▶ [REQUIRED TASK] Pictures do not belong in the copy; restate the records below word for word.

▶ [MATERIALS PROVIDED]
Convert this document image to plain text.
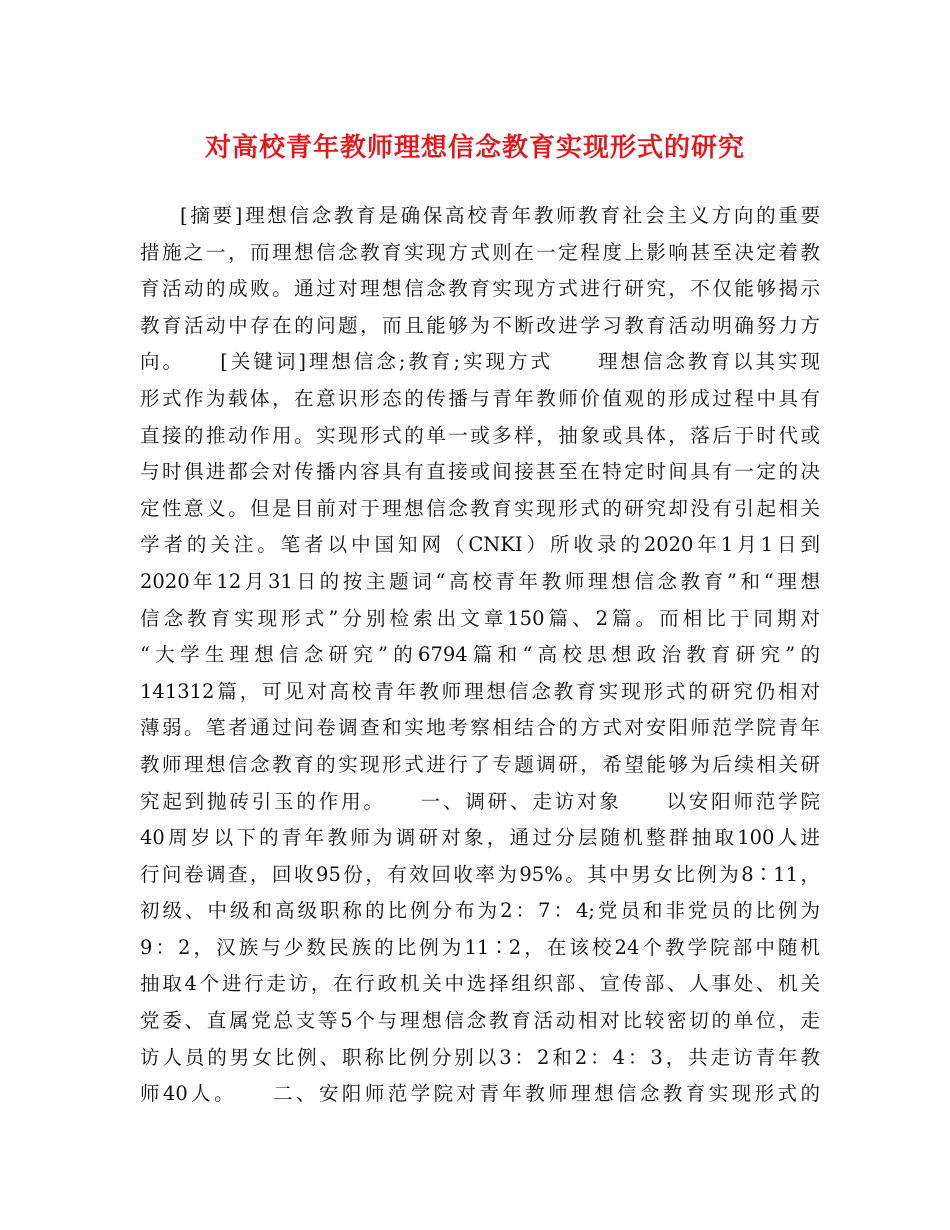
对高校青年教师理想信念教育实现形式的研究
[摘要]理想信念教育是确保高校青年教师教育社会主义方向的重要
措施之一，而理想信念教育实现方式则在一定程度上影响甚至决定着教
育活动的成败。通过对理想信念教育实现方式进行研究，不仅能够揭示
教育活动中存在的问题，而且能够为不断改进学习教育活动明确努力方
向。　　[关键词]理想信念;教育;实现方式　　理想信念教育以其实现
形式作为载体，在意识形态的传播与青年教师价值观的形成过程中具有
直接的推动作用。实现形式的单一或多样，抽象或具体，落后于时代或
与时俱进都会对传播内容具有直接或间接甚至在特定时间具有一定的决
定性意义。但是目前对于理想信念教育实现形式的研究却没有引起相关
学者的关注。笔者以中国知网（CNKI）所收录的2020年1月1日到
2020年12月31日的按主题词“高校青年教师理想信念教育”和“理想
信念教育实现形式”分别检索出文章150篇、2篇。而相比于同期对
“大学生理想信念研究”的6794篇和“高校思想政治教育研究”的
141312篇，可见对高校青年教师理想信念教育实现形式的研究仍相对
薄弱。笔者通过问卷调查和实地考察相结合的方式对安阳师范学院青年
教师理想信念教育的实现形式进行了专题调研，希望能够为后续相关研
究起到抛砖引玉的作用。　　一、调研、走访对象　　以安阳师范学院
40周岁以下的青年教师为调研对象，通过分层随机整群抽取100人进
行问卷调查，回收95份，有效回收率为95%。其中男女比例为8∶11，
初级、中级和高级职称的比例分布为2：7：4;党员和非党员的比例为
9：2，汉族与少数民族的比例为11∶2，在该校24个教学院部中随机
抽取4个进行走访，在行政机关中选择组织部、宣传部、人事处、机关
党委、直属党总支等5个与理想信念教育活动相对比较密切的单位，走
访人员的男女比例、职称比例分别以3：2和2：4：3，共走访青年教
师40人。　　二、安阳师范学院对青年教师理想信念教育实现形式的
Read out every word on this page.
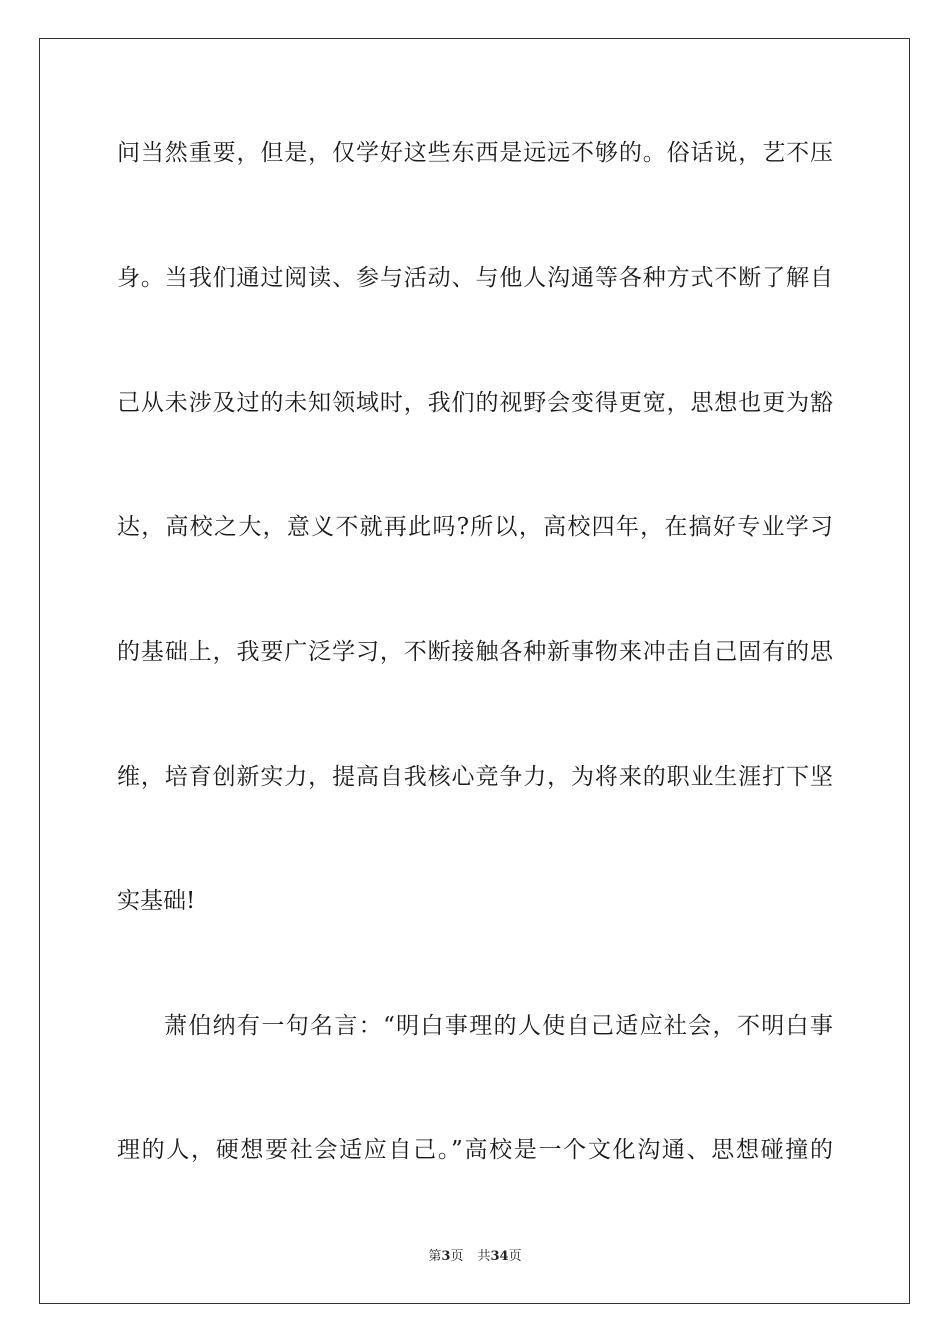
问当然重要，但是，仅学好这些东西是远远不够的。俗话说，艺不压
身。当我们通过阅读、参与活动、与他人沟通等各种方式不断了解自
己从未涉及过的未知领域时，我们的视野会变得更宽，思想也更为豁
达，高校之大，意义不就再此吗?所以，高校四年，在搞好专业学习
的基础上，我要广泛学习，不断接触各种新事物来冲击自己固有的思
维，培育创新实力，提高自我核心竞争力，为将来的职业生涯打下坚
实基础!
萧伯纳有一句名言：“明白事理的人使自己适应社会，不明白事
理的人，硬想要社会适应自己。”高校是一个文化沟通、思想碰撞的
第3页 共34页
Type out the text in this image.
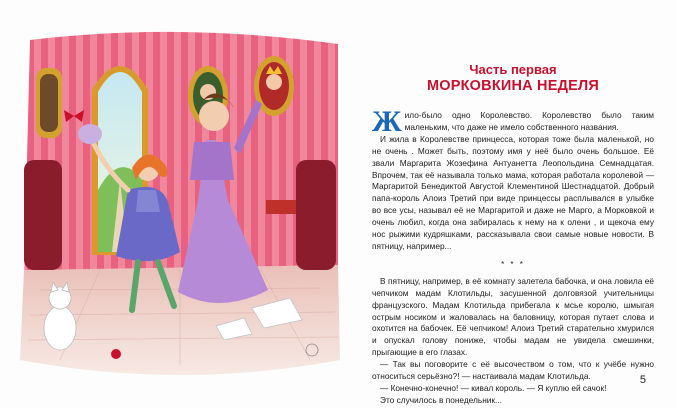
Часть первая
МОРКОВКИНА НЕДЕЛЯ

Жило-было одно Королевство. Королевство было таким маленьким, что даже не имело собственного названия.

И жила в Королевстве принцесса, которая тоже была маленькой, но не очень . Может быть, поэтому имя у неё было очень большое. Её звали Маргарита Жозефина Антуанетта Леопольдина Семнадцатая. Впрочем, так её называла только мама, которая работала королевой — Маргаритой Бенедиктой Августой Клементиной Шестнадцатой. Добрый папа-король Алоиз Третий при виде принцессы расплывался в улыбке во все усы, называл её не Маргаритой и даже не Марго, а Морковкой и очень любил, когда она забиралась к нему на к олени , и щекоча ему нос рыжими кудряшками, рассказывала свои самые новые новости. В пятницу, например...

* * *

В пятницу, например, в её комнату залетела бабочка, и она ловила её чепчиком мадам Клотильды, засушенной долговязой учительницы французского. Мадам Клотильда прибегала к мсье королю, шмыгая острым носиком и жаловалась на баловницу, которая путает слова и охотится на бабочек. Её чепчиком! Алоиз Третий старательно хмурился и опускал голову пониже, чтобы мадам не увидела смешинки, прыгающие в его глазах.

— Так вы поговорите с её высочеством о том, что к учёбе нужно относиться серьёзно?! — настаивала мадам Клотильда.

— Конечно-конечно! — кивал король. — Я куплю ей сачок!

Это случилось в понедельник...

5
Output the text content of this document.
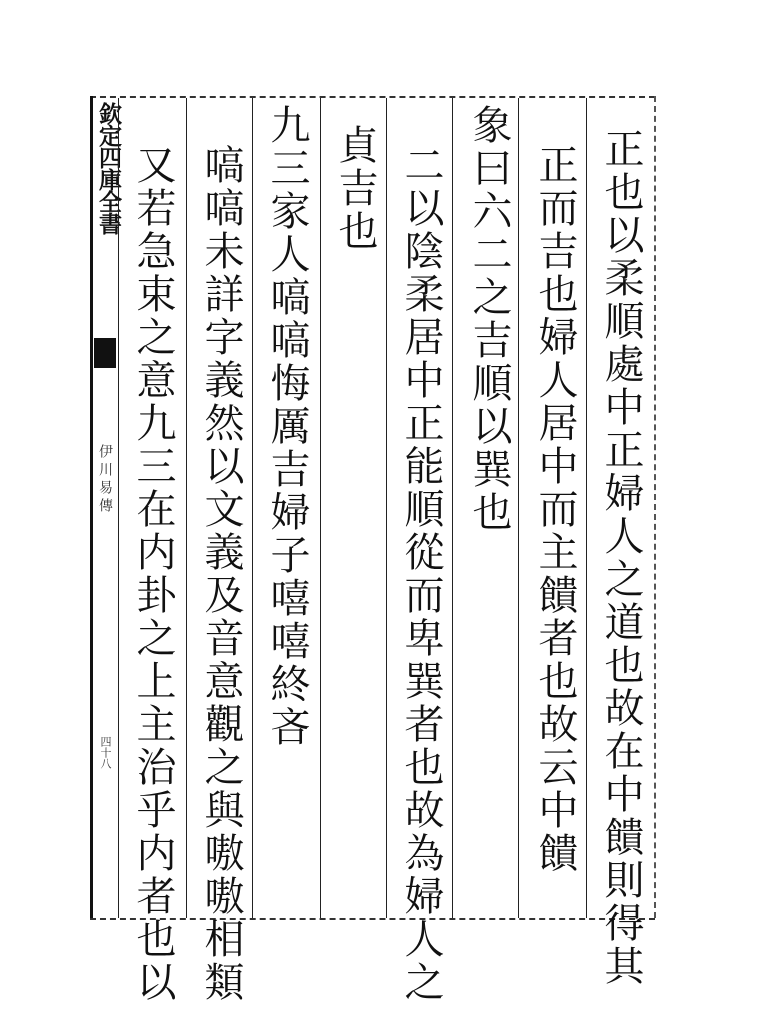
欽定四庫全書
伊川易傳
四十八	正也以柔順處中正婦人之道也故在中饋則得其
正而吉也婦人居中而主饋者也故云中饋
象曰六二之吉順以巽也
二以陰柔居中正能順從而卑巽者也故為婦人之
貞吉也
九三家人嗃嗃悔厲吉婦子嘻嘻終吝
嗃嗃未詳字義然以文義及音意觀之與嗷嗷相類
又若急束之意九三在内卦之上主治乎内者也以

▶ [TASK OUTPUT]
Convert this document image to plain text.
对高校青年教师理想信念教育实现形式的研究
[摘要]理想信念教育是确保高校青年教师教育社会主义方向的重要
措施之一，而理想信念教育实现方式则在一定程度上影响甚至决定着教
育活动的成败。通过对理想信念教育实现方式进行研究，不仅能够揭示
教育活动中存在的问题，而且能够为不断改进学习教育活动明确努力方
向。　　[关键词]理想信念;教育;实现方式　　理想信念教育以其实现
形式作为载体，在意识形态的传播与青年教师价值观的形成过程中具有
直接的推动作用。实现形式的单一或多样，抽象或具体，落后于时代或
与时俱进都会对传播内容具有直接或间接甚至在特定时间具有一定的决
定性意义。但是目前对于理想信念教育实现形式的研究却没有引起相关
学者的关注。笔者以中国知网（CNKI）所收录的2020年1月1日到
2020年12月31日的按主题词“高校青年教师理想信念教育”和“理想
信念教育实现形式”分别检索出文章150篇、2篇。而相比于同期对
“大学生理想信念研究”的6794篇和“高校思想政治教育研究”的
141312篇，可见对高校青年教师理想信念教育实现形式的研究仍相对
薄弱。笔者通过问卷调查和实地考察相结合的方式对安阳师范学院青年
教师理想信念教育的实现形式进行了专题调研，希望能够为后续相关研
究起到抛砖引玉的作用。　　一、调研、走访对象　　以安阳师范学院
40周岁以下的青年教师为调研对象，通过分层随机整群抽取100人进
行问卷调查，回收95份，有效回收率为95%。其中男女比例为8∶11，
初级、中级和高级职称的比例分布为2：7：4;党员和非党员的比例为
9：2，汉族与少数民族的比例为11∶2，在该校24个教学院部中随机
抽取4个进行走访，在行政机关中选择组织部、宣传部、人事处、机关
党委、直属党总支等5个与理想信念教育活动相对比较密切的单位，走
访人员的男女比例、职称比例分别以3：2和2：4：3，共走访青年教
师40人。　　二、安阳师范学院对青年教师理想信念教育实现形式的
Read out every word on this page.
问当然重要，但是，仅学好这些东西是远远不够的。俗话说，艺不压
身。当我们通过阅读、参与活动、与他人沟通等各种方式不断了解自
己从未涉及过的未知领域时，我们的视野会变得更宽，思想也更为豁
达，高校之大，意义不就再此吗?所以，高校四年，在搞好专业学习
的基础上，我要广泛学习，不断接触各种新事物来冲击自己固有的思
维，培育创新实力，提高自我核心竞争力，为将来的职业生涯打下坚
实基础!
萧伯纳有一句名言：“明白事理的人使自己适应社会，不明白事
理的人，硬想要社会适应自己。”高校是一个文化沟通、思想碰撞的
第3页 共34页
Type out the text in this image.
Часть первая
МОРКОВКИНА НЕДЕЛЯ

Жило-было одно Королевство. Королевство было таким маленьким, что даже не имело собственного названия.

И жила в Королевстве принцесса, которая тоже была маленькой, но не очень . Может быть, поэтому имя у неё было очень большое. Её звали Маргарита Жозефина Антуанетта Леопольдина Семнадцатая. Впрочем, так её называла только мама, которая работала королевой — Маргаритой Бенедиктой Августой Клементиной Шестнадцатой. Добрый папа-король Алоиз Третий при виде принцессы расплывался в улыбке во все усы, называл её не Маргаритой и даже не Марго, а Морковкой и очень любил, когда она забиралась к нему на к олени , и щекоча ему нос рыжими кудряшками, рассказывала свои самые новые новости. В пятницу, например...

* * *

В пятницу, например, в её комнату залетела бабочка, и она ловила её чепчиком мадам Клотильды, засушенной долговязой учительницы французского. Мадам Клотильда прибегала к мсье королю, шмыгая острым носиком и жаловалась на баловницу, которая путает слова и охотится на бабочек. Её чепчиком! Алоиз Третий старательно хмурился и опускал голову пониже, чтобы мадам не увидела смешинки, прыгающие в его глазах.

— Так вы поговорите с её высочеством о том, что к учёбе нужно относиться серьёзно?! — настаивала мадам Клотильда.

— Конечно-конечно! — кивал король. — Я куплю ей сачок!

Это случилось в понедельник...

5
Output the text content of this document.
欽定四庫全書
伊川易傳
四十八	正也以柔順處中正婦人之道也故在中饋則得其
正而吉也婦人居中而主饋者也故云中饋
象曰六二之吉順以巽也
二以陰柔居中正能順從而卑巽者也故為婦人之
貞吉也
九三家人嗃嗃悔厲吉婦子嘻嘻終吝
嗃嗃未詳字義然以文義及音意觀之與嗷嗷相類
又若急束之意九三在内卦之上主治乎内者也以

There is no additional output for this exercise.